**CONSIGNES**
**A.** Imprimez mot pour mot, dans le texte sur les assureurs québécois et l'anglais, le passage qui commence par les mots contenant « Un marché en » et se termine par « et en Alberta. ».
**B.** Poursuivez le texte sur les assureurs québécois et l'anglais à partir de l'endroit où il s'arrête.

**EXTRAIT À LIRE**
○ ○ ○ ○
Malgré ce déséquilibre entre l’offre et la demande, les entreprises ne diminuent pas leurs exigences et s’attendent à ce que les nouveaux venus aient une bonne maîtrise de l’anglais. Car depuis une vingtaine d’années, les assureurs québécois ont multiplié les fusions et les acquisitions de compagnies hors Québec, en plus de développer la clientèle anglophone.

«Au fil du temps, nous avons fait l’acquisition de compagnies d’assurance à Toronto, Vancouver et même à Waco, aux États-Unis», illustre Jérôme Dubé, coordonnateur des ressources humaines pour la région montréalaise de l’Industrielle Alliance, Assurance et services financiers. «Nous avons des bureaux dans tous les grands centres canadiens. La compagnie possède maintenant 60 % de son portefeuille d’affaires à l’extérieur du Québec. Certains employés québécois travaillent à Vancouver, Toronto, Calgary, Moncton et Scottsdale, en Arizona. D’autres, installés à Québec ou à Montréal, ont pour tâche de servir les clients anglophones qui résident ailleurs au Canada.» D’où l’importance de maîtriser l’anglais.

Un marché en croissance

Le portrait de l’industrie s’est en effet transformé depuis une douzaine d’années. À titre d’exemple, en 2000, la clientèle de Groupe Desjardins, assurances générales était composée uniquement de francophones. «Cinq ans plus tard, 35 % de notre chiffre d’affaires provenait de la clientèle anglophone, alors qu’en 2012, on prévoit que ce sera 50 %», précise Sylvie Paquette, présidente et chef de l’exploitation au Groupe Desjardins. Un exemple qui illustre la progression fulgurante du marché anglophone pour cette entreprise qui a son siège social à Lévis, mais qui est présente tant au Québec qu’en Ontario et en Alberta.
○ ○ ○ ○
**LIGNES DE DONNÉES**
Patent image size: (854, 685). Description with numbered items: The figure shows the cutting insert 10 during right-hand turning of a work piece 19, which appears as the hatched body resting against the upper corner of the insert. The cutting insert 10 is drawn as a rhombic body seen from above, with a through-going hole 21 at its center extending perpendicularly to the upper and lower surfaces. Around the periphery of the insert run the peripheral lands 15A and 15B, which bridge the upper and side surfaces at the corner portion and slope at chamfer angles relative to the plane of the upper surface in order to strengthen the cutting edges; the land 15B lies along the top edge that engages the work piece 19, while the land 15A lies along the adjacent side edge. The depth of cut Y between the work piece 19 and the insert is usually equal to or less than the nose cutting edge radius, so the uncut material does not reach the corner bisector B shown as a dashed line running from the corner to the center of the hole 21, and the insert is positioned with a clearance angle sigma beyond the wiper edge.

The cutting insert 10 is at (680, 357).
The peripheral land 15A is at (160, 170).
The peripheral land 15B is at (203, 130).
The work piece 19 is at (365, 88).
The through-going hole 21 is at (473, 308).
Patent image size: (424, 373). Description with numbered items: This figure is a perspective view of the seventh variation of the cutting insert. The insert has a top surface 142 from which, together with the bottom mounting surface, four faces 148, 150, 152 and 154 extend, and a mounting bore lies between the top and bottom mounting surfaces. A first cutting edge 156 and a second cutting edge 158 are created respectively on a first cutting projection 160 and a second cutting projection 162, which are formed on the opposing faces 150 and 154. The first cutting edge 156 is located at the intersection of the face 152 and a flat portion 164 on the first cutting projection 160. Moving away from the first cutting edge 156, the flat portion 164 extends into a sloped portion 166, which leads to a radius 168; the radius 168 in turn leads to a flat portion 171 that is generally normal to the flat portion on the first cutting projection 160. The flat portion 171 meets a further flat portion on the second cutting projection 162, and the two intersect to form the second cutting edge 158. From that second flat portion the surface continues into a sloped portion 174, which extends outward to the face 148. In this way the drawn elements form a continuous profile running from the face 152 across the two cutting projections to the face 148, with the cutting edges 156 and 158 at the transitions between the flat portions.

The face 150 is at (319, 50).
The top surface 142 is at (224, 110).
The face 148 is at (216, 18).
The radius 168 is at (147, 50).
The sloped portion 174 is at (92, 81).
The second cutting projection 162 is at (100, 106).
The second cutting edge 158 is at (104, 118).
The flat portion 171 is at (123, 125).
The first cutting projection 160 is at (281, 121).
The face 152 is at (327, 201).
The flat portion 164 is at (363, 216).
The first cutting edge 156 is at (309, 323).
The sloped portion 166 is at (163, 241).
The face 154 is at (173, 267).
○ ○ ○ ○
**RÉSULTATS**
**A.**
Un marché en croissance

Le portrait de l’industrie s’est en effet transformé depuis une douzaine d’années. À titre d’exemple, en 2000, la clientèle de Groupe Desjardins, assurances générales était composée uniquement de francophones. «Cinq ans plus tard, 35 % de notre chiffre d’affaires provenait de la clientèle anglophone, alors qu’en 2012, on prévoit que ce sera 50 %», précise Sylvie Paquette, présidente et chef de l’exploitation au Groupe Desjardins. Un exemple qui illustre la progression fulgurante du marché anglophone pour cette entreprise qui a son siège social à Lévis, mais qui est présente tant au Québec qu’en Ontario et en Alberta.

**B.**
Du côté de La Capitale Groupe financier, à Québec – qui regroupe les secteurs de l’assurance de personnes et de l’assurance de dommages –, les employés québécois ne s’occupent pas directement des clients de l’extérieur de la province. «Par contre, ils doivent entrer en communication avec les employés unilingues anglophones des bureaux de l’Ontario, de l’Alberta et de la Colombie-Britannique, expose Geneviève Drouin, directrice principale des ressources humaines. De plus, ils ont à servir les clients anglophones d’ici.»

Par ailleurs, plusieurs compagnies telles que Great-West, Financière Manuvie, Financière Sun Life, Allstate et RBC Assurances n’ont pas leur siège social au Québec. Anne-Marie Deschênes, vice-présidente de l’Association de la relève en assurance du Québec, signale que l’anglais est présent dans les diverses formes de communications (courriels, communiqués, réunions téléphoniques) dans les filiales québécoises de ces compagnies.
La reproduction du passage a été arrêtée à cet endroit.